• _What you should do_: Return each line of the data below exactly, omitting any pictures.

* Start *

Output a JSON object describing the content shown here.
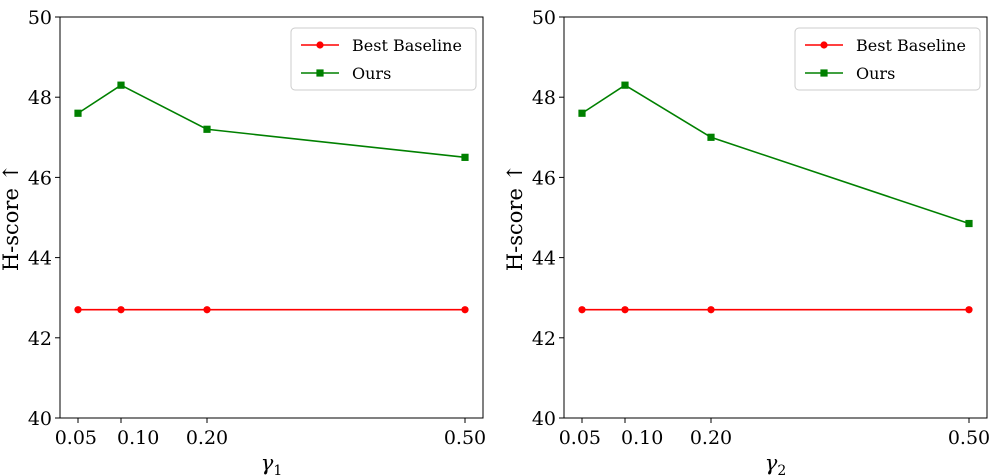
{
  "chart_data": [
    {
      "type": "line",
      "x": [
        0.05,
        0.1,
        0.2,
        0.5
      ],
      "xtick_labels": [
        "0.05",
        "0.10",
        "0.20",
        "0.50"
      ],
      "xlabel_symbol": "γ",
      "xlabel_sub": "1",
      "ylabel": "H-score ↑",
      "ylim": [
        40,
        50
      ],
      "yticks": [
        40,
        42,
        44,
        46,
        48,
        50
      ],
      "grid": false,
      "legend_position": "top-right",
      "series": [
        {
          "name": "Best Baseline",
          "color": "#ff0000",
          "marker": "circle",
          "values": [
            42.7,
            42.7,
            42.7,
            42.7
          ]
        },
        {
          "name": "Ours",
          "color": "#008000",
          "marker": "square",
          "values": [
            47.6,
            48.3,
            47.2,
            46.5
          ]
        }
      ]
    },
    {
      "type": "line",
      "x": [
        0.05,
        0.1,
        0.2,
        0.5
      ],
      "xtick_labels": [
        "0.05",
        "0.10",
        "0.20",
        "0.50"
      ],
      "xlabel_symbol": "γ",
      "xlabel_sub": "2",
      "ylabel": "H-score ↑",
      "ylim": [
        40,
        50
      ],
      "yticks": [
        40,
        42,
        44,
        46,
        48,
        50
      ],
      "grid": false,
      "legend_position": "top-right",
      "series": [
        {
          "name": "Best Baseline",
          "color": "#ff0000",
          "marker": "circle",
          "values": [
            42.7,
            42.7,
            42.7,
            42.7
          ]
        },
        {
          "name": "Ours",
          "color": "#008000",
          "marker": "square",
          "values": [
            47.6,
            48.3,
            47.0,
            44.85
          ]
        }
      ]
    }
  ]
}
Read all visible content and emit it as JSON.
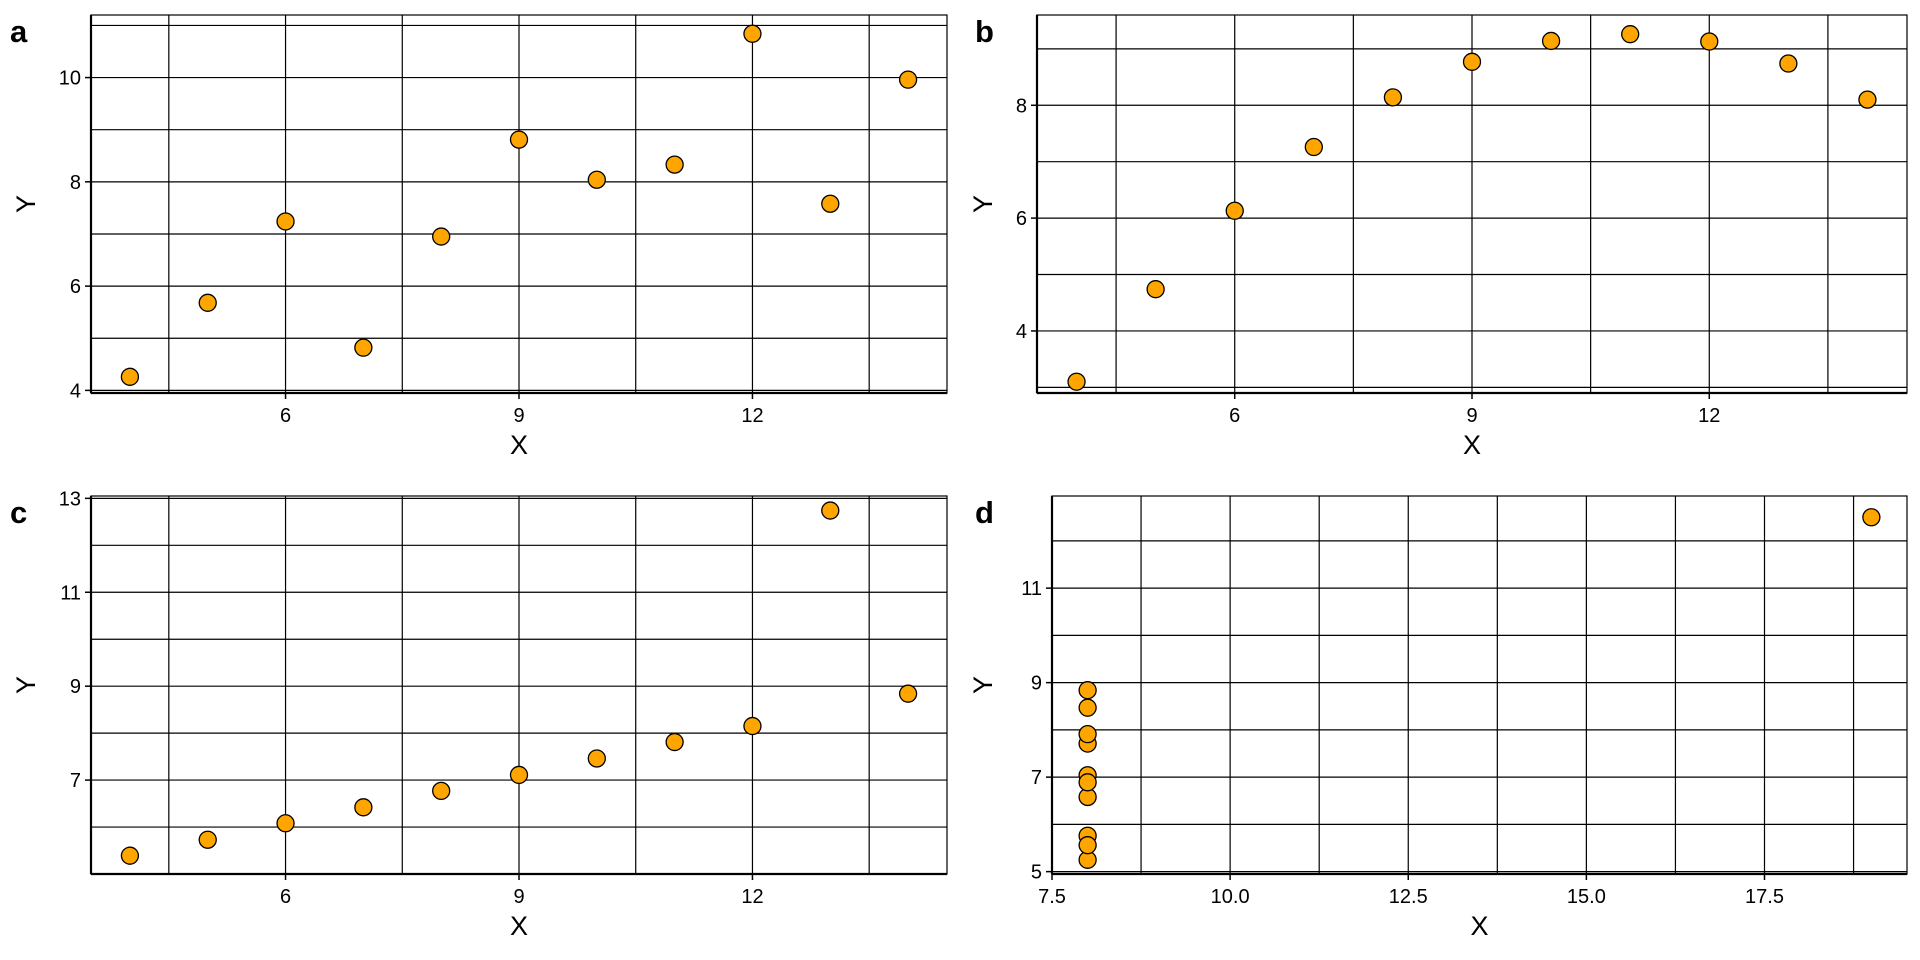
{
  "colors": {
    "point_fill": "#FFA500",
    "point_stroke": "#000000",
    "grid": "#000000",
    "background": "#FFFFFF"
  },
  "chart_data": [
    {
      "panel": "a",
      "type": "scatter",
      "xlabel": "X",
      "ylabel": "Y",
      "xlim": [
        3.5,
        14.5
      ],
      "ylim": [
        3.95,
        11.2
      ],
      "xticks": [
        6,
        9,
        12
      ],
      "yticks": [
        4,
        6,
        8,
        10
      ],
      "x_grid": [
        4.5,
        6,
        7.5,
        9,
        10.5,
        12,
        13.5
      ],
      "y_grid": [
        4,
        5,
        6,
        7,
        8,
        9,
        10,
        11
      ],
      "grid": true,
      "points": [
        {
          "x": 4,
          "y": 4.26
        },
        {
          "x": 5,
          "y": 5.68
        },
        {
          "x": 6,
          "y": 7.24
        },
        {
          "x": 7,
          "y": 4.82
        },
        {
          "x": 8,
          "y": 6.95
        },
        {
          "x": 9,
          "y": 8.81
        },
        {
          "x": 10,
          "y": 8.04
        },
        {
          "x": 11,
          "y": 8.33
        },
        {
          "x": 12,
          "y": 10.84
        },
        {
          "x": 13,
          "y": 7.58
        },
        {
          "x": 14,
          "y": 9.96
        }
      ]
    },
    {
      "panel": "b",
      "type": "scatter",
      "xlabel": "X",
      "ylabel": "Y",
      "xlim": [
        3.5,
        14.5
      ],
      "ylim": [
        2.9,
        9.6
      ],
      "xticks": [
        6,
        9,
        12
      ],
      "yticks": [
        4,
        6,
        8
      ],
      "x_grid": [
        4.5,
        6,
        7.5,
        9,
        10.5,
        12,
        13.5
      ],
      "y_grid": [
        3,
        4,
        5,
        6,
        7,
        8,
        9
      ],
      "grid": true,
      "points": [
        {
          "x": 4,
          "y": 3.1
        },
        {
          "x": 5,
          "y": 4.74
        },
        {
          "x": 6,
          "y": 6.13
        },
        {
          "x": 7,
          "y": 7.26
        },
        {
          "x": 8,
          "y": 8.14
        },
        {
          "x": 9,
          "y": 8.77
        },
        {
          "x": 10,
          "y": 9.14
        },
        {
          "x": 11,
          "y": 9.26
        },
        {
          "x": 12,
          "y": 9.13
        },
        {
          "x": 13,
          "y": 8.74
        },
        {
          "x": 14,
          "y": 8.1
        }
      ]
    },
    {
      "panel": "c",
      "type": "scatter",
      "xlabel": "X",
      "ylabel": "Y",
      "xlim": [
        3.5,
        14.5
      ],
      "ylim": [
        5.0,
        13.05
      ],
      "xticks": [
        6,
        9,
        12
      ],
      "yticks": [
        7,
        9,
        11,
        13
      ],
      "x_grid": [
        4.5,
        6,
        7.5,
        9,
        10.5,
        12,
        13.5
      ],
      "y_grid": [
        6,
        7,
        8,
        9,
        10,
        11,
        12,
        13
      ],
      "grid": true,
      "points": [
        {
          "x": 4,
          "y": 5.39
        },
        {
          "x": 5,
          "y": 5.73
        },
        {
          "x": 6,
          "y": 6.08
        },
        {
          "x": 7,
          "y": 6.42
        },
        {
          "x": 8,
          "y": 6.77
        },
        {
          "x": 9,
          "y": 7.11
        },
        {
          "x": 10,
          "y": 7.46
        },
        {
          "x": 11,
          "y": 7.81
        },
        {
          "x": 12,
          "y": 8.15
        },
        {
          "x": 13,
          "y": 12.74
        },
        {
          "x": 14,
          "y": 8.84
        }
      ]
    },
    {
      "panel": "d",
      "type": "scatter",
      "xlabel": "X",
      "ylabel": "Y",
      "xlim": [
        7.5,
        19.5
      ],
      "ylim": [
        4.95,
        12.95
      ],
      "xticks": [
        7.5,
        10.0,
        12.5,
        15.0,
        17.5
      ],
      "xtick_labels": [
        "7.5",
        "10.0",
        "12.5",
        "15.0",
        "17.5"
      ],
      "yticks": [
        5,
        7,
        9,
        11
      ],
      "x_grid": [
        8.75,
        10,
        11.25,
        12.5,
        13.75,
        15,
        16.25,
        17.5,
        18.75
      ],
      "y_grid": [
        5,
        6,
        7,
        8,
        9,
        10,
        11,
        12
      ],
      "grid": true,
      "points": [
        {
          "x": 8,
          "y": 6.58
        },
        {
          "x": 8,
          "y": 5.76
        },
        {
          "x": 8,
          "y": 7.71
        },
        {
          "x": 8,
          "y": 8.84
        },
        {
          "x": 8,
          "y": 8.47
        },
        {
          "x": 8,
          "y": 7.04
        },
        {
          "x": 8,
          "y": 5.25
        },
        {
          "x": 19,
          "y": 12.5
        },
        {
          "x": 8,
          "y": 5.56
        },
        {
          "x": 8,
          "y": 7.91
        },
        {
          "x": 8,
          "y": 6.89
        }
      ]
    }
  ]
}
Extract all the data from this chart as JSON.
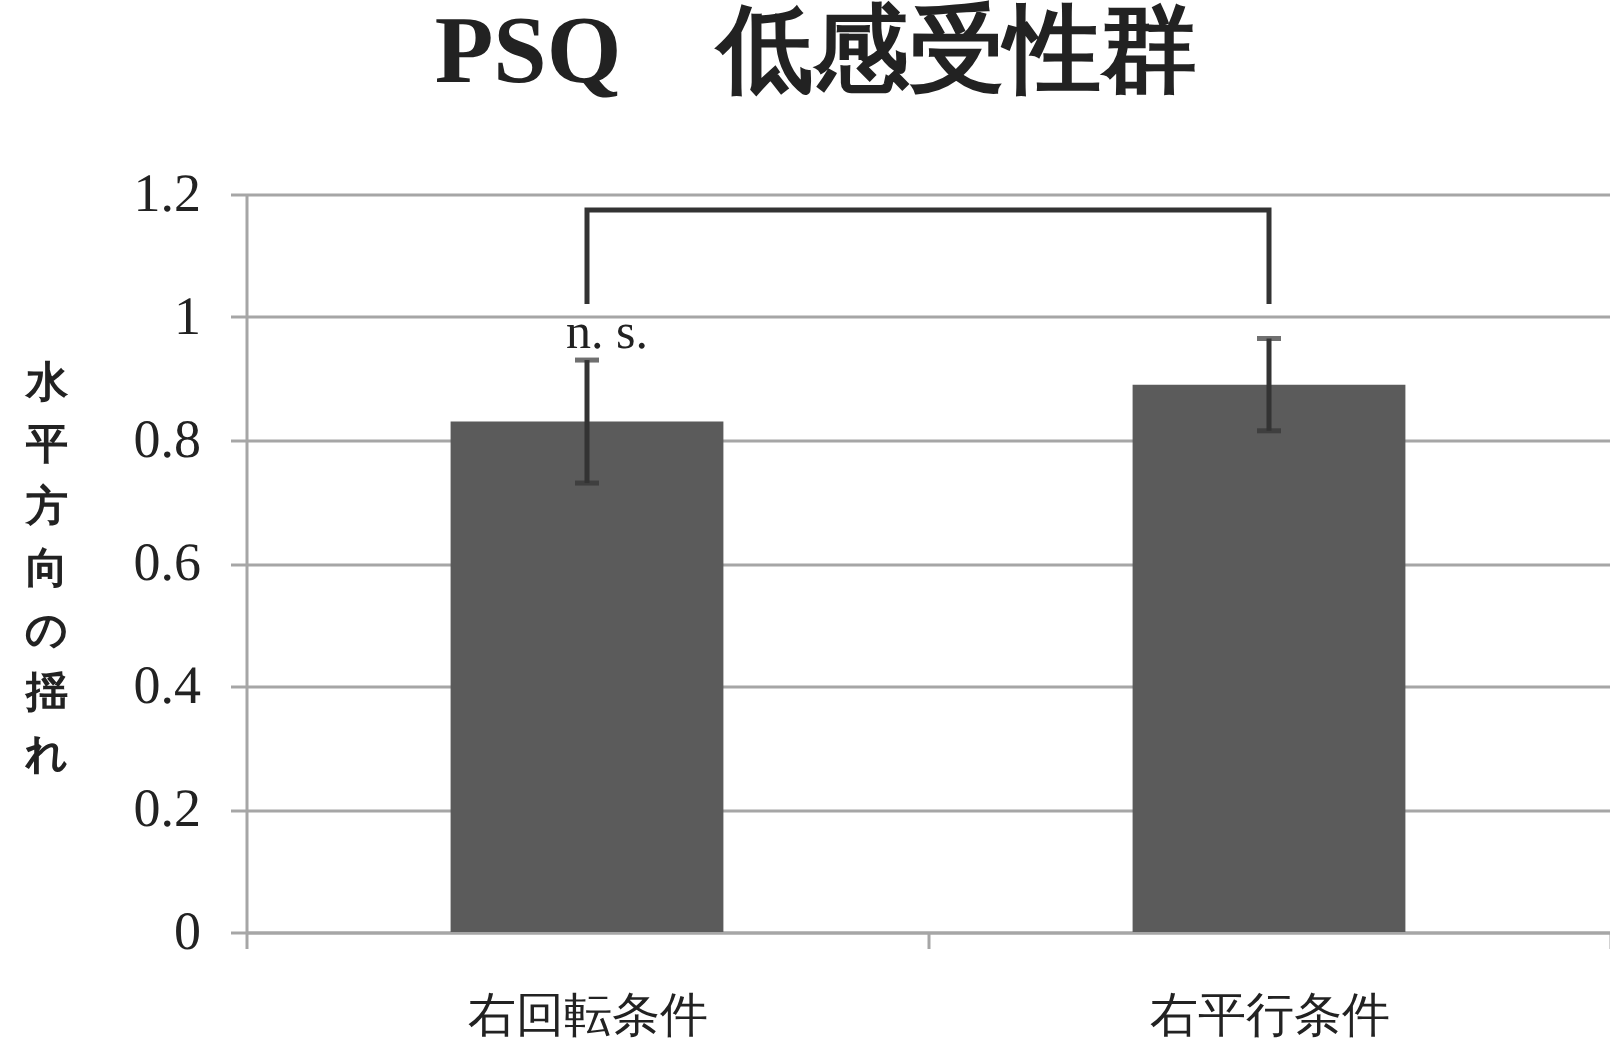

* End *

• _Final answer_:
Output a JSON object describing the content shown here.
{
  "chart_data": [
    {
      "type": "line",
      "x": [
        0.05,
        0.1,
        0.2,
        0.5
      ],
      "xtick_labels": [
        "0.05",
        "0.10",
        "0.20",
        "0.50"
      ],
      "xlabel_symbol": "γ",
      "xlabel_sub": "1",
      "ylabel": "H-score ↑",
      "ylim": [
        40,
        50
      ],
      "yticks": [
        40,
        42,
        44,
        46,
        48,
        50
      ],
      "grid": false,
      "legend_position": "top-right",
      "series": [
        {
          "name": "Best Baseline",
          "color": "#ff0000",
          "marker": "circle",
          "values": [
            42.7,
            42.7,
            42.7,
            42.7
          ]
        },
        {
          "name": "Ours",
          "color": "#008000",
          "marker": "square",
          "values": [
            47.6,
            48.3,
            47.2,
            46.5
          ]
        }
      ]
    },
    {
      "type": "line",
      "x": [
        0.05,
        0.1,
        0.2,
        0.5
      ],
      "xtick_labels": [
        "0.05",
        "0.10",
        "0.20",
        "0.50"
      ],
      "xlabel_symbol": "γ",
      "xlabel_sub": "2",
      "ylabel": "H-score ↑",
      "ylim": [
        40,
        50
      ],
      "yticks": [
        40,
        42,
        44,
        46,
        48,
        50
      ],
      "grid": false,
      "legend_position": "top-right",
      "series": [
        {
          "name": "Best Baseline",
          "color": "#ff0000",
          "marker": "circle",
          "values": [
            42.7,
            42.7,
            42.7,
            42.7
          ]
        },
        {
          "name": "Ours",
          "color": "#008000",
          "marker": "square",
          "values": [
            47.6,
            48.3,
            47.0,
            44.85
          ]
        }
      ]
    }
  ]
}
Read all visible content and emit it as JSON.
{
  "colors": {
    "point_fill": "#FFA500",
    "point_stroke": "#000000",
    "grid": "#000000",
    "background": "#FFFFFF"
  },
  "chart_data": [
    {
      "panel": "a",
      "type": "scatter",
      "xlabel": "X",
      "ylabel": "Y",
      "xlim": [
        3.5,
        14.5
      ],
      "ylim": [
        3.95,
        11.2
      ],
      "xticks": [
        6,
        9,
        12
      ],
      "yticks": [
        4,
        6,
        8,
        10
      ],
      "x_grid": [
        4.5,
        6,
        7.5,
        9,
        10.5,
        12,
        13.5
      ],
      "y_grid": [
        4,
        5,
        6,
        7,
        8,
        9,
        10,
        11
      ],
      "grid": true,
      "points": [
        {
          "x": 4,
          "y": 4.26
        },
        {
          "x": 5,
          "y": 5.68
        },
        {
          "x": 6,
          "y": 7.24
        },
        {
          "x": 7,
          "y": 4.82
        },
        {
          "x": 8,
          "y": 6.95
        },
        {
          "x": 9,
          "y": 8.81
        },
        {
          "x": 10,
          "y": 8.04
        },
        {
          "x": 11,
          "y": 8.33
        },
        {
          "x": 12,
          "y": 10.84
        },
        {
          "x": 13,
          "y": 7.58
        },
        {
          "x": 14,
          "y": 9.96
        }
      ]
    },
    {
      "panel": "b",
      "type": "scatter",
      "xlabel": "X",
      "ylabel": "Y",
      "xlim": [
        3.5,
        14.5
      ],
      "ylim": [
        2.9,
        9.6
      ],
      "xticks": [
        6,
        9,
        12
      ],
      "yticks": [
        4,
        6,
        8
      ],
      "x_grid": [
        4.5,
        6,
        7.5,
        9,
        10.5,
        12,
        13.5
      ],
      "y_grid": [
        3,
        4,
        5,
        6,
        7,
        8,
        9
      ],
      "grid": true,
      "points": [
        {
          "x": 4,
          "y": 3.1
        },
        {
          "x": 5,
          "y": 4.74
        },
        {
          "x": 6,
          "y": 6.13
        },
        {
          "x": 7,
          "y": 7.26
        },
        {
          "x": 8,
          "y": 8.14
        },
        {
          "x": 9,
          "y": 8.77
        },
        {
          "x": 10,
          "y": 9.14
        },
        {
          "x": 11,
          "y": 9.26
        },
        {
          "x": 12,
          "y": 9.13
        },
        {
          "x": 13,
          "y": 8.74
        },
        {
          "x": 14,
          "y": 8.1
        }
      ]
    },
    {
      "panel": "c",
      "type": "scatter",
      "xlabel": "X",
      "ylabel": "Y",
      "xlim": [
        3.5,
        14.5
      ],
      "ylim": [
        5.0,
        13.05
      ],
      "xticks": [
        6,
        9,
        12
      ],
      "yticks": [
        7,
        9,
        11,
        13
      ],
      "x_grid": [
        4.5,
        6,
        7.5,
        9,
        10.5,
        12,
        13.5
      ],
      "y_grid": [
        6,
        7,
        8,
        9,
        10,
        11,
        12,
        13
      ],
      "grid": true,
      "points": [
        {
          "x": 4,
          "y": 5.39
        },
        {
          "x": 5,
          "y": 5.73
        },
        {
          "x": 6,
          "y": 6.08
        },
        {
          "x": 7,
          "y": 6.42
        },
        {
          "x": 8,
          "y": 6.77
        },
        {
          "x": 9,
          "y": 7.11
        },
        {
          "x": 10,
          "y": 7.46
        },
        {
          "x": 11,
          "y": 7.81
        },
        {
          "x": 12,
          "y": 8.15
        },
        {
          "x": 13,
          "y": 12.74
        },
        {
          "x": 14,
          "y": 8.84
        }
      ]
    },
    {
      "panel": "d",
      "type": "scatter",
      "xlabel": "X",
      "ylabel": "Y",
      "xlim": [
        7.5,
        19.5
      ],
      "ylim": [
        4.95,
        12.95
      ],
      "xticks": [
        7.5,
        10.0,
        12.5,
        15.0,
        17.5
      ],
      "xtick_labels": [
        "7.5",
        "10.0",
        "12.5",
        "15.0",
        "17.5"
      ],
      "yticks": [
        5,
        7,
        9,
        11
      ],
      "x_grid": [
        8.75,
        10,
        11.25,
        12.5,
        13.75,
        15,
        16.25,
        17.5,
        18.75
      ],
      "y_grid": [
        5,
        6,
        7,
        8,
        9,
        10,
        11,
        12
      ],
      "grid": true,
      "points": [
        {
          "x": 8,
          "y": 6.58
        },
        {
          "x": 8,
          "y": 5.76
        },
        {
          "x": 8,
          "y": 7.71
        },
        {
          "x": 8,
          "y": 8.84
        },
        {
          "x": 8,
          "y": 8.47
        },
        {
          "x": 8,
          "y": 7.04
        },
        {
          "x": 8,
          "y": 5.25
        },
        {
          "x": 19,
          "y": 12.5
        },
        {
          "x": 8,
          "y": 5.56
        },
        {
          "x": 8,
          "y": 7.91
        },
        {
          "x": 8,
          "y": 6.89
        }
      ]
    }
  ]
}
Extract all the data from this chart as JSON.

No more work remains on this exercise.